[begin Given data]

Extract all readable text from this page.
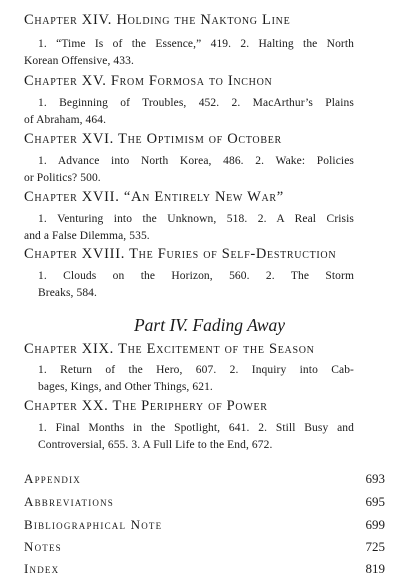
Chapter XIV. Holding the Naktong Line
1. “Time Is of the Essence,” 419. 2. Halting the North
Korean Offensive, 433.
Chapter XV. From Formosa to Inchon
1. Beginning of Troubles, 452. 2. MacArthur’s Plains
of Abraham, 464.
Chapter XVI. The Optimism of October
1. Advance into North Korea, 486. 2. Wake: Policies
or Politics? 500.
Chapter XVII. “An Entirely New War”
1. Venturing into the Unknown, 518. 2. A Real Crisis
and a False Dilemma, 535.
Chapter XVIII. The Furies of Self-Destruction
1. Clouds on the Horizon, 560. 2. The Storm
Breaks, 584.
Part IV. Fading Away
Chapter XIX. The Excitement of the Season
1. Return of the Hero, 607. 2. Inquiry into Cab-
bages, Kings, and Other Things, 621.
Chapter XX. The Periphery of Power
1. Final Months in the Spotlight, 641. 2. Still Busy and
Controversial, 655. 3. A Full Life to the End, 672.
Appendix	693
Abbreviations	695
Bibliographical Note	699
Notes	725
Index	819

[end Given data]

# Task goal
Copy every line that contains the string "North".

# Task output
1. “Time Is of the Essence,” 419. 2. Halting the North
1. Advance into North Korea, 486. 2. Wake: Policies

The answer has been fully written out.